- **TO DO**: Write out exactly the lines from the one containing "Type out the text in this image." through the last line of the records below, including both.

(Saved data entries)

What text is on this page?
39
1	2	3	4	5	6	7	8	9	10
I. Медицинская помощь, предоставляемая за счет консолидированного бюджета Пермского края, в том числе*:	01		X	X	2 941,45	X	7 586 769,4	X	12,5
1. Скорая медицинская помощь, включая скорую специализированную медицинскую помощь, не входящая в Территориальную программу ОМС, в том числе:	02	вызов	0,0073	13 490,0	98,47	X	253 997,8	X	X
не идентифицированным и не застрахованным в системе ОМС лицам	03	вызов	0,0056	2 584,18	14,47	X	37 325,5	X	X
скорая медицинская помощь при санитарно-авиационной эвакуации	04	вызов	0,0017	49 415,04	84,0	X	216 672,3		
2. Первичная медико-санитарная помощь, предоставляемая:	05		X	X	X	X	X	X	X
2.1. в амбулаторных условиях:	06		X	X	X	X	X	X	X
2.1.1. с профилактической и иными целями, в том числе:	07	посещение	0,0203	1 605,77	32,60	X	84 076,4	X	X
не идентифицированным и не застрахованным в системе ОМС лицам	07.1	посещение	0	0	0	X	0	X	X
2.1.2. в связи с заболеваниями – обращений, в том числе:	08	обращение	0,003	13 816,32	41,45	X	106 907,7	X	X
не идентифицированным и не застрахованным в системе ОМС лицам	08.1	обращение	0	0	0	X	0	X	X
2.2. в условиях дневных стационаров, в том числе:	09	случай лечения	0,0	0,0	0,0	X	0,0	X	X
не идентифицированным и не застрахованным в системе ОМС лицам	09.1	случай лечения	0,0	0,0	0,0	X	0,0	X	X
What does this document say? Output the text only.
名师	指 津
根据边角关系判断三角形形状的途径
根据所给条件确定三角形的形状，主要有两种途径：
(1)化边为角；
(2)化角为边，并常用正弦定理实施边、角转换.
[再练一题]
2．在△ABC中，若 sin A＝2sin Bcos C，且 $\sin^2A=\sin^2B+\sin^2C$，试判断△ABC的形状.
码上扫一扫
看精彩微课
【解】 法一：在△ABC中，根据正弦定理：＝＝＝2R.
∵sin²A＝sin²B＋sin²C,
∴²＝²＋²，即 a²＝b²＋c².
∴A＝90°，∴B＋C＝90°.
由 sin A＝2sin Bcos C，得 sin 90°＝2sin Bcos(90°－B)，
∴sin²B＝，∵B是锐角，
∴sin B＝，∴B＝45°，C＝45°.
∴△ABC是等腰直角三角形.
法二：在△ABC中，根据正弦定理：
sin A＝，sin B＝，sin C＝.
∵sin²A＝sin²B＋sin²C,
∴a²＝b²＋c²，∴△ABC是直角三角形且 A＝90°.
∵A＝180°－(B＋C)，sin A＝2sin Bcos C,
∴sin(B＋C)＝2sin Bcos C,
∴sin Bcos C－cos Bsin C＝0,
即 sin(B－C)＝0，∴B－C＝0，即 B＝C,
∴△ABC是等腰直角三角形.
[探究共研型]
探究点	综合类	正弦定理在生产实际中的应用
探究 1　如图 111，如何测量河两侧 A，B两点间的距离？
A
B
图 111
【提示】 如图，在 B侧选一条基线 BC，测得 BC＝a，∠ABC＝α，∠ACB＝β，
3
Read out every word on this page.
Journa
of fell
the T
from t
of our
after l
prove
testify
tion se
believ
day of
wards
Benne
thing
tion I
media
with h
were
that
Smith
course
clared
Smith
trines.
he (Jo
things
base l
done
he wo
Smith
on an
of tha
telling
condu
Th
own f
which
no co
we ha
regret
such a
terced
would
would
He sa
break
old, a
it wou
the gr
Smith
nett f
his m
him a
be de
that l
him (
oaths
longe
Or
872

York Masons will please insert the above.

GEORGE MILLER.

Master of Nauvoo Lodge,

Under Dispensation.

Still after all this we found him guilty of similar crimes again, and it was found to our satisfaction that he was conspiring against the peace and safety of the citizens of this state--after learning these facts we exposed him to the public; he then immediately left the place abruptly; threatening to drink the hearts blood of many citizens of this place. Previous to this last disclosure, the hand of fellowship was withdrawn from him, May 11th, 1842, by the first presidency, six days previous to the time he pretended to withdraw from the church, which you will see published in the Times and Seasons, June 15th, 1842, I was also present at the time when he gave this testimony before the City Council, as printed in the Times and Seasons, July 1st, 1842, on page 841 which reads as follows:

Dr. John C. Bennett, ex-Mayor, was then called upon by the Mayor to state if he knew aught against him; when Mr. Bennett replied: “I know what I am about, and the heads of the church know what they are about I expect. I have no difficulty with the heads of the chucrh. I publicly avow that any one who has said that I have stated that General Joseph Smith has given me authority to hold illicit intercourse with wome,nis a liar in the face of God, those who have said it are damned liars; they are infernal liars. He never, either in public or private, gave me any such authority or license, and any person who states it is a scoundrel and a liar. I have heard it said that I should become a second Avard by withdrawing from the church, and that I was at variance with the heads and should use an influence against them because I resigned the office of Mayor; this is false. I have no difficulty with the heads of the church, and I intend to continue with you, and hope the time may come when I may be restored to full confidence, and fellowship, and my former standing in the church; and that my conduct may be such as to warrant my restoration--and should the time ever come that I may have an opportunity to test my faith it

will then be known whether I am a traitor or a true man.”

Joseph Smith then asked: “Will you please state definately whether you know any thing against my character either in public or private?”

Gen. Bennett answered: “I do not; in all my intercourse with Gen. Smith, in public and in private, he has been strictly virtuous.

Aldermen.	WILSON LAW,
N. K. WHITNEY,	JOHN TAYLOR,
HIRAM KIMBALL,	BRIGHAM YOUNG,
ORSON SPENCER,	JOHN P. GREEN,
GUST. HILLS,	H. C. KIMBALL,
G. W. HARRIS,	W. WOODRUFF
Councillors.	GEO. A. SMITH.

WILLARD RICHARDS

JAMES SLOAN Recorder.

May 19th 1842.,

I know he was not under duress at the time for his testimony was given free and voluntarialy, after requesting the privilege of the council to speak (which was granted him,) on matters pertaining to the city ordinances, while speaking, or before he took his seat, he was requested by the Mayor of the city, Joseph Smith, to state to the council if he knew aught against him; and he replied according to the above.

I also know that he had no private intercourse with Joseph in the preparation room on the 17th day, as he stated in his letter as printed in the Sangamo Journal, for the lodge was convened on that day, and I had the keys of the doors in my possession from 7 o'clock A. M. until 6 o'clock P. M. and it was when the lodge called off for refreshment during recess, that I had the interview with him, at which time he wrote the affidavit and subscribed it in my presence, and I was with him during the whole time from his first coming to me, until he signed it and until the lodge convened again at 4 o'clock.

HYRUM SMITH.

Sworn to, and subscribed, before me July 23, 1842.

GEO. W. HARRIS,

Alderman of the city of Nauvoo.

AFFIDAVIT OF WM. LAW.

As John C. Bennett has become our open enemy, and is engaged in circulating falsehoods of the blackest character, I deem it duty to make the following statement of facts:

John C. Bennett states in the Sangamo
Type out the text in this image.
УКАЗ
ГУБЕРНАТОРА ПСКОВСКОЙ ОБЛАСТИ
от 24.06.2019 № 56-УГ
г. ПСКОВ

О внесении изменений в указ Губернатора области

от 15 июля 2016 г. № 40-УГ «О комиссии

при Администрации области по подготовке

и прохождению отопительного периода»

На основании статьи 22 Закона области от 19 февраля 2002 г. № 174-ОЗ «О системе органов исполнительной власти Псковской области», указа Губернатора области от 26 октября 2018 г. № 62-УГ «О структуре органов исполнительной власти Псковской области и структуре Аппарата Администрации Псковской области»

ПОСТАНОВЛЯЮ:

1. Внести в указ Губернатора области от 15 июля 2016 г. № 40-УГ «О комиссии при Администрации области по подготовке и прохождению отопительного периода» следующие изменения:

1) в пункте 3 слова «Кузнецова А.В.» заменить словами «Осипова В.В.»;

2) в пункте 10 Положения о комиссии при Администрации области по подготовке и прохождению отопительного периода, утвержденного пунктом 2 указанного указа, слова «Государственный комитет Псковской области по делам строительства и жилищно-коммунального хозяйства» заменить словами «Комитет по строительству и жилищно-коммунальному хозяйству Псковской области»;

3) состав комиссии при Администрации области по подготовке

- **SOLUTION BELOW**:
Type out the text in this image.
УКАЗ
ГУБЕРНАТОРА ПСКОВСКОЙ ОБЛАСТИ
от 24.06.2019 № 56-УГ
г. ПСКОВ

О внесении изменений в указ Губернатора области

от 15 июля 2016 г. № 40-УГ «О комиссии

при Администрации области по подготовке

и прохождению отопительного периода»

На основании статьи 22 Закона области от 19 февраля 2002 г. № 174-ОЗ «О системе органов исполнительной власти Псковской области», указа Губернатора области от 26 октября 2018 г. № 62-УГ «О структуре органов исполнительной власти Псковской области и структуре Аппарата Администрации Псковской области»

ПОСТАНОВЛЯЮ:

1. Внести в указ Губернатора области от 15 июля 2016 г. № 40-УГ «О комиссии при Администрации области по подготовке и прохождению отопительного периода» следующие изменения:

1) в пункте 3 слова «Кузнецова А.В.» заменить словами «Осипова В.В.»;

2) в пункте 10 Положения о комиссии при Администрации области по подготовке и прохождению отопительного периода, утвержденного пунктом 2 указанного указа, слова «Государственный комитет Псковской области по делам строительства и жилищно-коммунального хозяйства» заменить словами «Комитет по строительству и жилищно-коммунальному хозяйству Псковской области»;

3) состав комиссии при Администрации области по подготовке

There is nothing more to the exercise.